◆ EXERCISE INSTRUCTIONS
Without the pictures, can you quote each line below exactly?

* BEGIN SUPPLIED DATA *

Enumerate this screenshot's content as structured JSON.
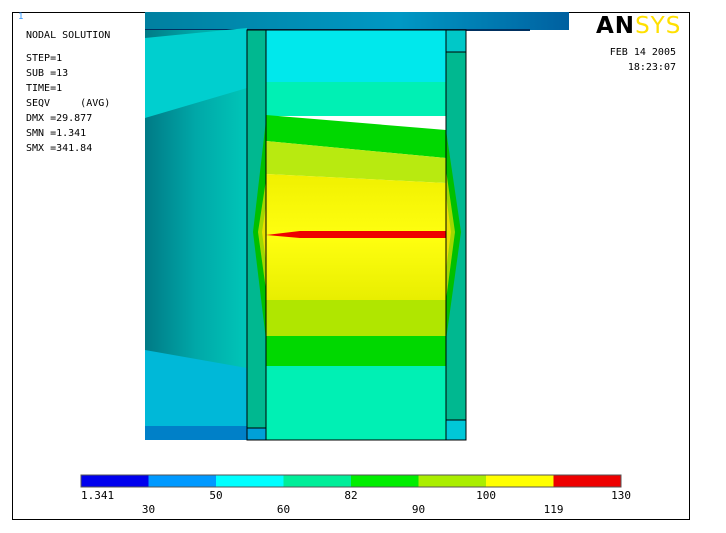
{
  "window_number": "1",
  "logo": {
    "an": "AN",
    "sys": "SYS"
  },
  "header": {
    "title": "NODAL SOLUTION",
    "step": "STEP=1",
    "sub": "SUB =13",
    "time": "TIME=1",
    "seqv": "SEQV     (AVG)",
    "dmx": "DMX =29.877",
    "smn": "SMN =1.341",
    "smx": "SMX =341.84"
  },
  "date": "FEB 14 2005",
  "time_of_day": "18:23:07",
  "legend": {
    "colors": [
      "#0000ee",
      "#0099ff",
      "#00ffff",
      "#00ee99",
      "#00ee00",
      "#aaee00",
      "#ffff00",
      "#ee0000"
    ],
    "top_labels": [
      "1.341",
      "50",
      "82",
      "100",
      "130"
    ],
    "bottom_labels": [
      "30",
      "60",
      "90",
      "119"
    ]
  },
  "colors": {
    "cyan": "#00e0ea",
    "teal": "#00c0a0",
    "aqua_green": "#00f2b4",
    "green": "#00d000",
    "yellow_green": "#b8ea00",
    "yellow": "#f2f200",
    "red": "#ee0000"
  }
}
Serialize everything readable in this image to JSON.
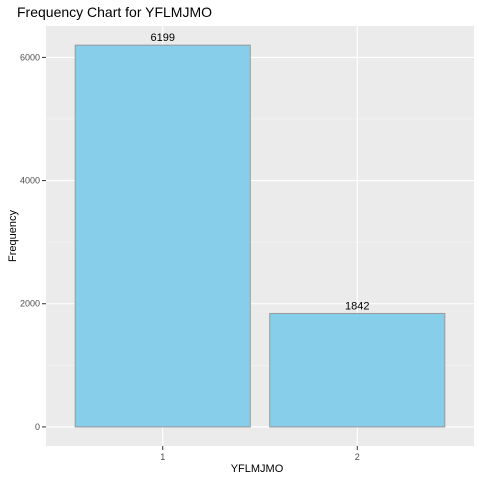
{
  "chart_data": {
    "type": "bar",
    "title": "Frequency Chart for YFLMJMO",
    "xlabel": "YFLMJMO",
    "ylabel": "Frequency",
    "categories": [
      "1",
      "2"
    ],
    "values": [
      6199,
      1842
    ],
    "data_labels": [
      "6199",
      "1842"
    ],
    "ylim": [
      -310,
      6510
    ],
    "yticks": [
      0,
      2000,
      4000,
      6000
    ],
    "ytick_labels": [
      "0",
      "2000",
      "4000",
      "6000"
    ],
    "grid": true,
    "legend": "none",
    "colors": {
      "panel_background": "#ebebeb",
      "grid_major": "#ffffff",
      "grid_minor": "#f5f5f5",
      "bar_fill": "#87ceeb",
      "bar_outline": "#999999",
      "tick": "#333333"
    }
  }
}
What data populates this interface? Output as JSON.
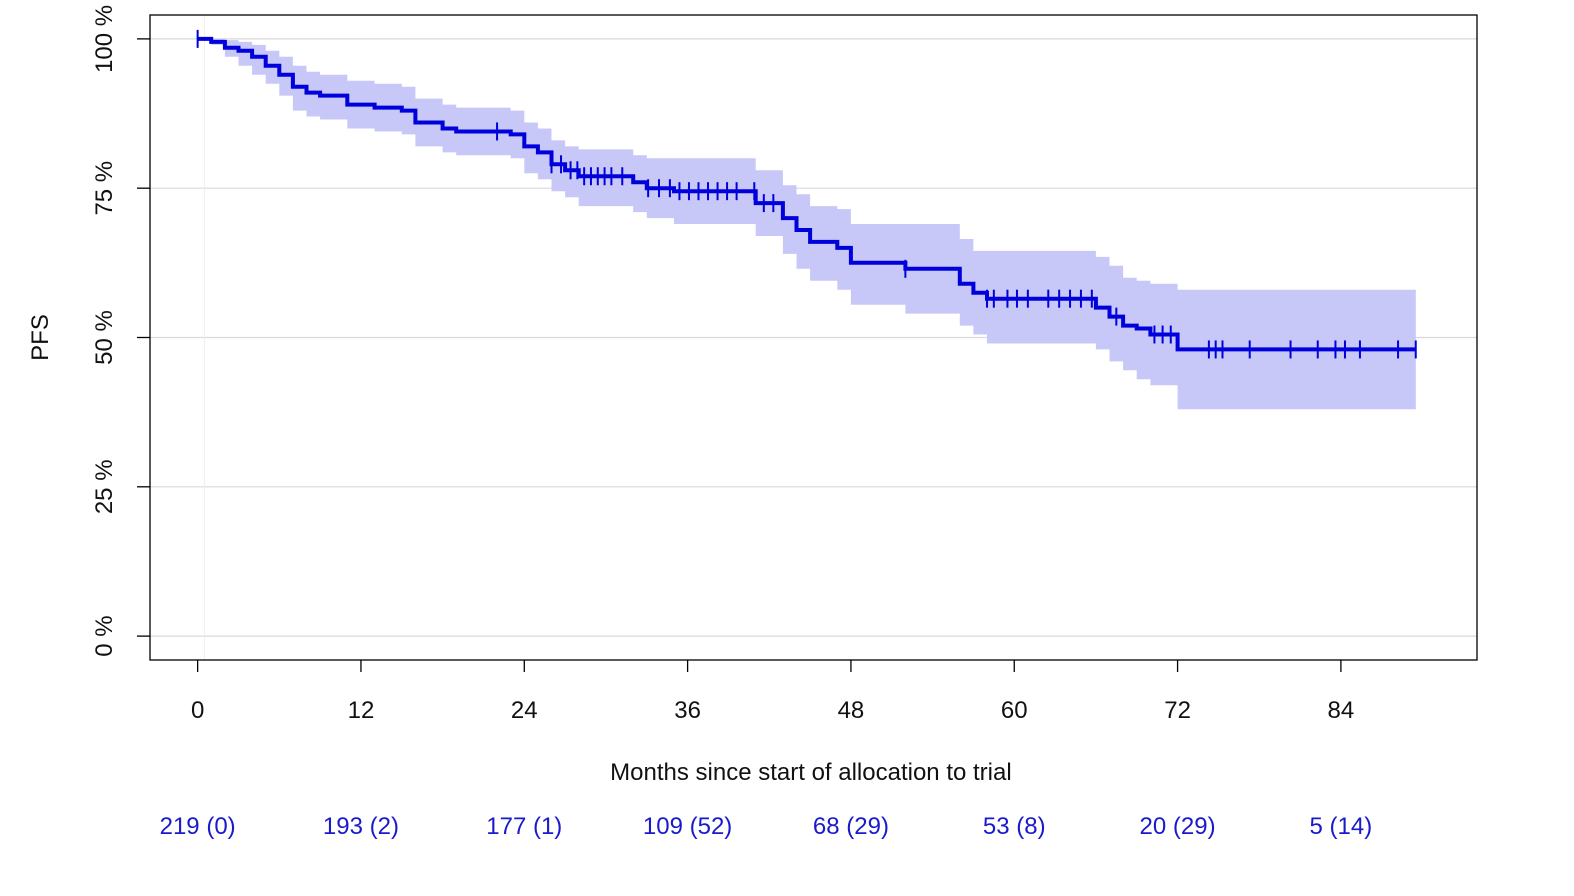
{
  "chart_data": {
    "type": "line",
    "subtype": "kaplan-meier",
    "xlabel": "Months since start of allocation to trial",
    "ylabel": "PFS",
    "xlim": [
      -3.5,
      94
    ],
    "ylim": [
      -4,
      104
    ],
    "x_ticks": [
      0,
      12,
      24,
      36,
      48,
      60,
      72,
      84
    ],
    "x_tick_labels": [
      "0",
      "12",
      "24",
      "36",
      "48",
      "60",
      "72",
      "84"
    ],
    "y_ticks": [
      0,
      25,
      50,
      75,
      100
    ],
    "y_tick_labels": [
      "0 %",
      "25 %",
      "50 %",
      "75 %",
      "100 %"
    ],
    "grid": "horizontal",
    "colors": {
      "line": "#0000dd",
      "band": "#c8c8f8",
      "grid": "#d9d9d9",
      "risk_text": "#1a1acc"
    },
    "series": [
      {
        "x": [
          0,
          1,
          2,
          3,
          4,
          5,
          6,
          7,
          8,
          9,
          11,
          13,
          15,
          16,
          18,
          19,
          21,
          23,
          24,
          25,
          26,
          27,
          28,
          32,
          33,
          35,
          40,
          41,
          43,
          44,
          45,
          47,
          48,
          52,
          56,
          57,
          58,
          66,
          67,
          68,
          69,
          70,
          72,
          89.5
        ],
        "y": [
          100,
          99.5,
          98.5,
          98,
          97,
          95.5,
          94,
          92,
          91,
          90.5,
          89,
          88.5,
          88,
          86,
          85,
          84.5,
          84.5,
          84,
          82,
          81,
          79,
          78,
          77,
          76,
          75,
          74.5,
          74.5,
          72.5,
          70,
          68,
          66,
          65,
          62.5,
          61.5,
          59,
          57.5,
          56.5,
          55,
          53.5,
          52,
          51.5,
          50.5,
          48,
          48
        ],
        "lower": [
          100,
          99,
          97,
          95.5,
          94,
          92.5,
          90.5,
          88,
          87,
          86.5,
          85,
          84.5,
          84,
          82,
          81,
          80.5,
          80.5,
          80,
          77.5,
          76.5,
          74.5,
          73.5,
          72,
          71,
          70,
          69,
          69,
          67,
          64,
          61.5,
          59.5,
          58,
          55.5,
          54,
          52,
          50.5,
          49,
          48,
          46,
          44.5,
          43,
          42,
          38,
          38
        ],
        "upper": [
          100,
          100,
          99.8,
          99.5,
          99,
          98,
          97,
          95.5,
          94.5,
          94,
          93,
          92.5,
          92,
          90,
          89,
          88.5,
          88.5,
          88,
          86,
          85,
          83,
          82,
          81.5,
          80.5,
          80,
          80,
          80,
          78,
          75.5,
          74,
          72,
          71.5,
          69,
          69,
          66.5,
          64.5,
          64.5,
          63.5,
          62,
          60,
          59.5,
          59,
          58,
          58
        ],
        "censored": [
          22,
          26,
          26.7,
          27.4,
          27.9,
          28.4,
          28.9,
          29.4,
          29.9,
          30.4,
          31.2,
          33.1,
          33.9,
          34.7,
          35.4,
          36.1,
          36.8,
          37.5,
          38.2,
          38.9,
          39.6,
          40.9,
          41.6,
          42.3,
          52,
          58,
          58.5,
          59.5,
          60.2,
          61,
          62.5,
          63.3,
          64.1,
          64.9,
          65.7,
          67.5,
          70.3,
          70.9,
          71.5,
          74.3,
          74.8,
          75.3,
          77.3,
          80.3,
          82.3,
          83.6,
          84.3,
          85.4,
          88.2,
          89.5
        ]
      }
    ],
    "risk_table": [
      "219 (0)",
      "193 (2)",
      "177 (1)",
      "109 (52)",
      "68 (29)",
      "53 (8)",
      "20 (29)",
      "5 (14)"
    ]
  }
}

* END SUPPLIED DATA *

◆ RESPONSE TO THE EXERCISE
Enumerate this screenshot's content as structured JSON.
{
  "window_number": "1",
  "logo": {
    "an": "AN",
    "sys": "SYS"
  },
  "header": {
    "title": "NODAL SOLUTION",
    "step": "STEP=1",
    "sub": "SUB =13",
    "time": "TIME=1",
    "seqv": "SEQV     (AVG)",
    "dmx": "DMX =29.877",
    "smn": "SMN =1.341",
    "smx": "SMX =341.84"
  },
  "date": "FEB 14 2005",
  "time_of_day": "18:23:07",
  "legend": {
    "colors": [
      "#0000ee",
      "#0099ff",
      "#00ffff",
      "#00ee99",
      "#00ee00",
      "#aaee00",
      "#ffff00",
      "#ee0000"
    ],
    "top_labels": [
      "1.341",
      "50",
      "82",
      "100",
      "130"
    ],
    "bottom_labels": [
      "30",
      "60",
      "90",
      "119"
    ]
  },
  "colors": {
    "cyan": "#00e0ea",
    "teal": "#00c0a0",
    "aqua_green": "#00f2b4",
    "green": "#00d000",
    "yellow_green": "#b8ea00",
    "yellow": "#f2f200",
    "red": "#ee0000"
  }
}
Serialize everything readable in this image to JSON.
{
  "chart_data": {
    "type": "bar",
    "title": "Frequency Chart for YFLMJMO",
    "xlabel": "YFLMJMO",
    "ylabel": "Frequency",
    "categories": [
      "1",
      "2"
    ],
    "values": [
      6199,
      1842
    ],
    "data_labels": [
      "6199",
      "1842"
    ],
    "ylim": [
      -310,
      6510
    ],
    "yticks": [
      0,
      2000,
      4000,
      6000
    ],
    "ytick_labels": [
      "0",
      "2000",
      "4000",
      "6000"
    ],
    "grid": true,
    "legend": "none",
    "colors": {
      "panel_background": "#ebebeb",
      "grid_major": "#ffffff",
      "grid_minor": "#f5f5f5",
      "bar_fill": "#87ceeb",
      "bar_outline": "#999999",
      "tick": "#333333"
    }
  }
}
What data populates this interface? Output as JSON.
{
  "chart_data": {
    "type": "line",
    "subtype": "kaplan-meier",
    "xlabel": "Months since start of allocation to trial",
    "ylabel": "PFS",
    "xlim": [
      -3.5,
      94
    ],
    "ylim": [
      -4,
      104
    ],
    "x_ticks": [
      0,
      12,
      24,
      36,
      48,
      60,
      72,
      84
    ],
    "x_tick_labels": [
      "0",
      "12",
      "24",
      "36",
      "48",
      "60",
      "72",
      "84"
    ],
    "y_ticks": [
      0,
      25,
      50,
      75,
      100
    ],
    "y_tick_labels": [
      "0 %",
      "25 %",
      "50 %",
      "75 %",
      "100 %"
    ],
    "grid": "horizontal",
    "colors": {
      "line": "#0000dd",
      "band": "#c8c8f8",
      "grid": "#d9d9d9",
      "risk_text": "#1a1acc"
    },
    "series": [
      {
        "x": [
          0,
          1,
          2,
          3,
          4,
          5,
          6,
          7,
          8,
          9,
          11,
          13,
          15,
          16,
          18,
          19,
          21,
          23,
          24,
          25,
          26,
          27,
          28,
          32,
          33,
          35,
          40,
          41,
          43,
          44,
          45,
          47,
          48,
          52,
          56,
          57,
          58,
          66,
          67,
          68,
          69,
          70,
          72,
          89.5
        ],
        "y": [
          100,
          99.5,
          98.5,
          98,
          97,
          95.5,
          94,
          92,
          91,
          90.5,
          89,
          88.5,
          88,
          86,
          85,
          84.5,
          84.5,
          84,
          82,
          81,
          79,
          78,
          77,
          76,
          75,
          74.5,
          74.5,
          72.5,
          70,
          68,
          66,
          65,
          62.5,
          61.5,
          59,
          57.5,
          56.5,
          55,
          53.5,
          52,
          51.5,
          50.5,
          48,
          48
        ],
        "lower": [
          100,
          99,
          97,
          95.5,
          94,
          92.5,
          90.5,
          88,
          87,
          86.5,
          85,
          84.5,
          84,
          82,
          81,
          80.5,
          80.5,
          80,
          77.5,
          76.5,
          74.5,
          73.5,
          72,
          71,
          70,
          69,
          69,
          67,
          64,
          61.5,
          59.5,
          58,
          55.5,
          54,
          52,
          50.5,
          49,
          48,
          46,
          44.5,
          43,
          42,
          38,
          38
        ],
        "upper": [
          100,
          100,
          99.8,
          99.5,
          99,
          98,
          97,
          95.5,
          94.5,
          94,
          93,
          92.5,
          92,
          90,
          89,
          88.5,
          88.5,
          88,
          86,
          85,
          83,
          82,
          81.5,
          80.5,
          80,
          80,
          80,
          78,
          75.5,
          74,
          72,
          71.5,
          69,
          69,
          66.5,
          64.5,
          64.5,
          63.5,
          62,
          60,
          59.5,
          59,
          58,
          58
        ],
        "censored": [
          22,
          26,
          26.7,
          27.4,
          27.9,
          28.4,
          28.9,
          29.4,
          29.9,
          30.4,
          31.2,
          33.1,
          33.9,
          34.7,
          35.4,
          36.1,
          36.8,
          37.5,
          38.2,
          38.9,
          39.6,
          40.9,
          41.6,
          42.3,
          52,
          58,
          58.5,
          59.5,
          60.2,
          61,
          62.5,
          63.3,
          64.1,
          64.9,
          65.7,
          67.5,
          70.3,
          70.9,
          71.5,
          74.3,
          74.8,
          75.3,
          77.3,
          80.3,
          82.3,
          83.6,
          84.3,
          85.4,
          88.2,
          89.5
        ]
      }
    ],
    "risk_table": [
      "219 (0)",
      "193 (2)",
      "177 (1)",
      "109 (52)",
      "68 (29)",
      "53 (8)",
      "20 (29)",
      "5 (14)"
    ]
  }
}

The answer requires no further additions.